-- start Dataset records --

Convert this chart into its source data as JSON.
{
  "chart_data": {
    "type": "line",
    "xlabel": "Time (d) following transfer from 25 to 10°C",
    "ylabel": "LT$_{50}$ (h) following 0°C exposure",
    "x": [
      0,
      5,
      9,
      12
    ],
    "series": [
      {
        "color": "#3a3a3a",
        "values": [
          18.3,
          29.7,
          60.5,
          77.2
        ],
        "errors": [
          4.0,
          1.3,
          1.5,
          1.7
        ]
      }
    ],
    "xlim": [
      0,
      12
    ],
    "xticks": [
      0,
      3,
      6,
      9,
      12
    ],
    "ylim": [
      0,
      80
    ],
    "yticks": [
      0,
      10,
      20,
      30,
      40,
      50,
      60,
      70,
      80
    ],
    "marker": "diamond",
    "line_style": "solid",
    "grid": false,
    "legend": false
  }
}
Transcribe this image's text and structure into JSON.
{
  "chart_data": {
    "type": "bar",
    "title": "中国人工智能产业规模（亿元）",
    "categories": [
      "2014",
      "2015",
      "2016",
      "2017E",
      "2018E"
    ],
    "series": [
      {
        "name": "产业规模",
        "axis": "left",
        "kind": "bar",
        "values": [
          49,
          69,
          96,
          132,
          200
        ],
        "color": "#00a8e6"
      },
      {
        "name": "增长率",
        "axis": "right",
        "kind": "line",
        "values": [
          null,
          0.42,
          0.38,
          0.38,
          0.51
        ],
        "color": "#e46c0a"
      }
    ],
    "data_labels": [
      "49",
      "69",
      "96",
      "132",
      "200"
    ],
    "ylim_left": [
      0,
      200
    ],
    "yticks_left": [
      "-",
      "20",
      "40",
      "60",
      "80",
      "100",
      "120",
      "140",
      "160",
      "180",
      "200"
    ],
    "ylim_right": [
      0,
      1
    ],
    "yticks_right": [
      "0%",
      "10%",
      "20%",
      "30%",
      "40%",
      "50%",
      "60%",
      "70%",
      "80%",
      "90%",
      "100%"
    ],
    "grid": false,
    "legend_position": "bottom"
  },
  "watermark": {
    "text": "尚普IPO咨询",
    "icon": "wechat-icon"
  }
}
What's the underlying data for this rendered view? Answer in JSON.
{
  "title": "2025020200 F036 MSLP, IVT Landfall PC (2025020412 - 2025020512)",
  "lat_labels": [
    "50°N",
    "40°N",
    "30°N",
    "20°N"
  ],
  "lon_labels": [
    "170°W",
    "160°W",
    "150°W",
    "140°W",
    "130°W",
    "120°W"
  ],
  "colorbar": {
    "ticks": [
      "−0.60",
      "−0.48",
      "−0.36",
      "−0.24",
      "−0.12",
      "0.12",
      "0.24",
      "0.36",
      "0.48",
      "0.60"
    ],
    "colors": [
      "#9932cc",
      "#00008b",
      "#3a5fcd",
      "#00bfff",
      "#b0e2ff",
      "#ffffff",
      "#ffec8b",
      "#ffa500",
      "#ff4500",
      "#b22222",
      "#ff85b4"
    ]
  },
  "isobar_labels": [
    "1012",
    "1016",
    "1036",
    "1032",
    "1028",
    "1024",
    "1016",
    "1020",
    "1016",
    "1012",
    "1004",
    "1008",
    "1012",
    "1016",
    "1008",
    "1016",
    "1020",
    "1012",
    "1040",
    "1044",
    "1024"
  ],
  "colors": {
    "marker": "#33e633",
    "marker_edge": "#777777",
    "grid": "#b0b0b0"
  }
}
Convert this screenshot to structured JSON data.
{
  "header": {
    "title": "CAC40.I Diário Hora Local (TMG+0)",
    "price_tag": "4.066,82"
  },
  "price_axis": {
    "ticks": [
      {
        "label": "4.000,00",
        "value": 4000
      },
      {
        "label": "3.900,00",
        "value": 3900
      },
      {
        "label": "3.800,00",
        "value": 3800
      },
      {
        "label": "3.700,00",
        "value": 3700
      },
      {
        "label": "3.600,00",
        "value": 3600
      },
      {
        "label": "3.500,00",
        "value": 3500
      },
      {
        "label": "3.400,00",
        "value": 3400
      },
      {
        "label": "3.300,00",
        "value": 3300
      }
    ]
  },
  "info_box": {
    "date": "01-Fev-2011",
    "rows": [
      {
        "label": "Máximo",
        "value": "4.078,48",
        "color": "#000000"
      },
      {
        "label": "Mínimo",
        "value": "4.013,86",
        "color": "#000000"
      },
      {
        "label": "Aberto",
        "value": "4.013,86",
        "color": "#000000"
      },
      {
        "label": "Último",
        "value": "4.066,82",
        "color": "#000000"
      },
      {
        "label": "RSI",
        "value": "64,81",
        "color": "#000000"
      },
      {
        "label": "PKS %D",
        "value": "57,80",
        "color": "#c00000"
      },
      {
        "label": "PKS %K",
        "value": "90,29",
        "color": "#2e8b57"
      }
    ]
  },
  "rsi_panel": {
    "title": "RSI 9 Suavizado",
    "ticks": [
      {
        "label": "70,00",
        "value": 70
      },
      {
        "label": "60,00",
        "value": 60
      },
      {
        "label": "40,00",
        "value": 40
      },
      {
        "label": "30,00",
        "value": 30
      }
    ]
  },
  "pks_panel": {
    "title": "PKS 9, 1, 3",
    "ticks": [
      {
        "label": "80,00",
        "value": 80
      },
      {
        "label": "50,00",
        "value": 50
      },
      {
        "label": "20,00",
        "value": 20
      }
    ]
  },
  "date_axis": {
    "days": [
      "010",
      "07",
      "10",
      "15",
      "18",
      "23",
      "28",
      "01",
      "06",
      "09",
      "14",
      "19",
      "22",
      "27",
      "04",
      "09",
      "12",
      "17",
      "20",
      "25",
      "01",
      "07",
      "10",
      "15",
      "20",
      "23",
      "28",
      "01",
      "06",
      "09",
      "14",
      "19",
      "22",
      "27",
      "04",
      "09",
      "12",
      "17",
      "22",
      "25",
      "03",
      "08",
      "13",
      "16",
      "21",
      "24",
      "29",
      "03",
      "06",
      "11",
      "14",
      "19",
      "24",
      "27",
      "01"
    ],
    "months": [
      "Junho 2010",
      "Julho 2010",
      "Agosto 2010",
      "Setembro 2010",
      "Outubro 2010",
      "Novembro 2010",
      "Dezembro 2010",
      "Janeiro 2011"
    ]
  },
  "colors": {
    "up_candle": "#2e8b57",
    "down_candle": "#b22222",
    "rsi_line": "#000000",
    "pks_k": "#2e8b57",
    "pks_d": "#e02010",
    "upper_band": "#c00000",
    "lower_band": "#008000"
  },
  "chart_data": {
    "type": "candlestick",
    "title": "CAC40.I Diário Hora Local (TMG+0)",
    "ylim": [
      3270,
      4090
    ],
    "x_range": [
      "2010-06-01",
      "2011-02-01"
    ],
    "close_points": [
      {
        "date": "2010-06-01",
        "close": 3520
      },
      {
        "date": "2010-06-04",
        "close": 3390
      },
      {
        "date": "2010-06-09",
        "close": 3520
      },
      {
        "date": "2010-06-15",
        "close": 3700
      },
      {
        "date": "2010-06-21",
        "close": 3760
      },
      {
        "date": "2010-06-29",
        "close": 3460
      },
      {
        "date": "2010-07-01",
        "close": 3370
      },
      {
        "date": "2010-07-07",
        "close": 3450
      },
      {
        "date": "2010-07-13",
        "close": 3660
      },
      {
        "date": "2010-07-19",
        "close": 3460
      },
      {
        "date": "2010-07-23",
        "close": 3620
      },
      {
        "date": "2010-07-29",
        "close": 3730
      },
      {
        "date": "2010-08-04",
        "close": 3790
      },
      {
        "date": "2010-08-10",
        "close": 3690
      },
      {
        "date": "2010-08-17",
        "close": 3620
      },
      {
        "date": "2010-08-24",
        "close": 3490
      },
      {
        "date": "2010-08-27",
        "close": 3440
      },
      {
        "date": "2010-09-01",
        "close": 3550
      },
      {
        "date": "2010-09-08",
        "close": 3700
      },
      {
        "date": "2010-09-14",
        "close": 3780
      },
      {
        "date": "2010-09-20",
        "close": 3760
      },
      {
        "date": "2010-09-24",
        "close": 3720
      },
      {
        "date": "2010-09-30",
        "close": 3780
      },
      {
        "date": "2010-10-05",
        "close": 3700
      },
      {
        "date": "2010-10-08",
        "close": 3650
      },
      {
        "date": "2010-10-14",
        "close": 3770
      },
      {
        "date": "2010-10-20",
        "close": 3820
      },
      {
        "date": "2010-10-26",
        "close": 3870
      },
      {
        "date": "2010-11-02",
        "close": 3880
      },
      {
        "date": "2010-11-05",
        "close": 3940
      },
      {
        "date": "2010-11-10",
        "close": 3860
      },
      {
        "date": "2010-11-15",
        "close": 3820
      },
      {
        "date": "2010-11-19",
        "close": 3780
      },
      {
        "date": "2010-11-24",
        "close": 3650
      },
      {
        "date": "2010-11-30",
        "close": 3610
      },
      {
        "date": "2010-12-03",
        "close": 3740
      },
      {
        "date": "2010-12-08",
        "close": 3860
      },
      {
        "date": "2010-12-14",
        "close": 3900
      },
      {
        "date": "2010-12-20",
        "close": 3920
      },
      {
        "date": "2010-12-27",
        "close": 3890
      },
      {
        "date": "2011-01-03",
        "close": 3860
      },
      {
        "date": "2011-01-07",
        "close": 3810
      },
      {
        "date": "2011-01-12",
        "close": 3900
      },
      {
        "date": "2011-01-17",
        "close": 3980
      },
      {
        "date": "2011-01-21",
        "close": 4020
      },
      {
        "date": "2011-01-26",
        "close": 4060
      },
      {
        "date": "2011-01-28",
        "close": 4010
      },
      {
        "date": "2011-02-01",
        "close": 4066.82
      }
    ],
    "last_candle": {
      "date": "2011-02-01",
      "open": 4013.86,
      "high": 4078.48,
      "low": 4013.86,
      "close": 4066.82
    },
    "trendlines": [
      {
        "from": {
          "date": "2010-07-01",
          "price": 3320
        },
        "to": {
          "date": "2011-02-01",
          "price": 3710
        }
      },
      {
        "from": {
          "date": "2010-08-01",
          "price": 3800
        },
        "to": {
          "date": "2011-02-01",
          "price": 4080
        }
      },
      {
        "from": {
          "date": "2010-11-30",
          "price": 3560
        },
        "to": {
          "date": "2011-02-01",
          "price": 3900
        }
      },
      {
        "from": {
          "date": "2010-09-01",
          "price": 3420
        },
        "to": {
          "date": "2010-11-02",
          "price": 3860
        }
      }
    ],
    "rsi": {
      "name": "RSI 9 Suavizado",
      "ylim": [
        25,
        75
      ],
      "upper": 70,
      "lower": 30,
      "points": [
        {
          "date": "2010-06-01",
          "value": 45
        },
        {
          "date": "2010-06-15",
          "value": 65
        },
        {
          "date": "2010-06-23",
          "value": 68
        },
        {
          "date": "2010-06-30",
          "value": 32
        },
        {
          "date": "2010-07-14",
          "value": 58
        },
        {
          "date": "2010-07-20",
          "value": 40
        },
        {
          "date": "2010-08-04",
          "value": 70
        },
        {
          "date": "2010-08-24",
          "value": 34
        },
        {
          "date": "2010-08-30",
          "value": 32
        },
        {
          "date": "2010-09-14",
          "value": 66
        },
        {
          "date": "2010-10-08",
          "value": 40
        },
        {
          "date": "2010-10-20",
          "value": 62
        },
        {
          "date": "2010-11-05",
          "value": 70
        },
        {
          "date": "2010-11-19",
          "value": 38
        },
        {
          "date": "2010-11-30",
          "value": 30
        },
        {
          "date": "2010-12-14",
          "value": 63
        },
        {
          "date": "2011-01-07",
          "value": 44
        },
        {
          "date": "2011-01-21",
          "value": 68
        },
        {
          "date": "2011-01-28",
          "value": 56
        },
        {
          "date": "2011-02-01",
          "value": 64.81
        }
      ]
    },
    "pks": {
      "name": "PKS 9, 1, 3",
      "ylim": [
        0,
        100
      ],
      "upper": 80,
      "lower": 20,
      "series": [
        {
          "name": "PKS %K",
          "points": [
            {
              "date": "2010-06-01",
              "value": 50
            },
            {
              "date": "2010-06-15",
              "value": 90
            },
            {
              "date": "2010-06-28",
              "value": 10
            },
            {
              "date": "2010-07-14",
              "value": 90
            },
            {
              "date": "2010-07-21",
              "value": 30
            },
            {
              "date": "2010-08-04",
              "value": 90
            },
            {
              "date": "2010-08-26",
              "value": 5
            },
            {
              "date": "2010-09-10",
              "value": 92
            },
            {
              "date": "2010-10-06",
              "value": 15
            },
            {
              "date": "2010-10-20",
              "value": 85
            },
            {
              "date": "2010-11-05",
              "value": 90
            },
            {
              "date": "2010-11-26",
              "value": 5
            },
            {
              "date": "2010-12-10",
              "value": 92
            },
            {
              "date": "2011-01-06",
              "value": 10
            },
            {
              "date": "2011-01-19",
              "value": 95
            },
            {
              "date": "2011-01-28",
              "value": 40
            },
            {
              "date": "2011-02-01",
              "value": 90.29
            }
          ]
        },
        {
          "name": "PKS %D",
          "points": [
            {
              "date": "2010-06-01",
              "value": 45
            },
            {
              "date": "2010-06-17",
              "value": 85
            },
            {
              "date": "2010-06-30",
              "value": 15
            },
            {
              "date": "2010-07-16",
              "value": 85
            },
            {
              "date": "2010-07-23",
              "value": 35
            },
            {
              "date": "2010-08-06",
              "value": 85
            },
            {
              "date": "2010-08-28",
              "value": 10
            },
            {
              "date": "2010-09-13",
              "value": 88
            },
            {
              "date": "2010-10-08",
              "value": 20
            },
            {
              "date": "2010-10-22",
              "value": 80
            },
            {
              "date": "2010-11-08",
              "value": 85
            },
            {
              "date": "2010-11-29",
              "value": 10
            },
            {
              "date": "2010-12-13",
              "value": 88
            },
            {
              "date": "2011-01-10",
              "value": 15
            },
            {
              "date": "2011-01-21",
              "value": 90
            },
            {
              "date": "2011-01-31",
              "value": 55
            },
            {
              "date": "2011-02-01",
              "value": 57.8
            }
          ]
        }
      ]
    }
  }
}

-- end Dataset records --

Exercise
Copy each line of the data that contains the word "type".

The reply
    "type": "line",
    "type": "bar",
    "type": "candlestick",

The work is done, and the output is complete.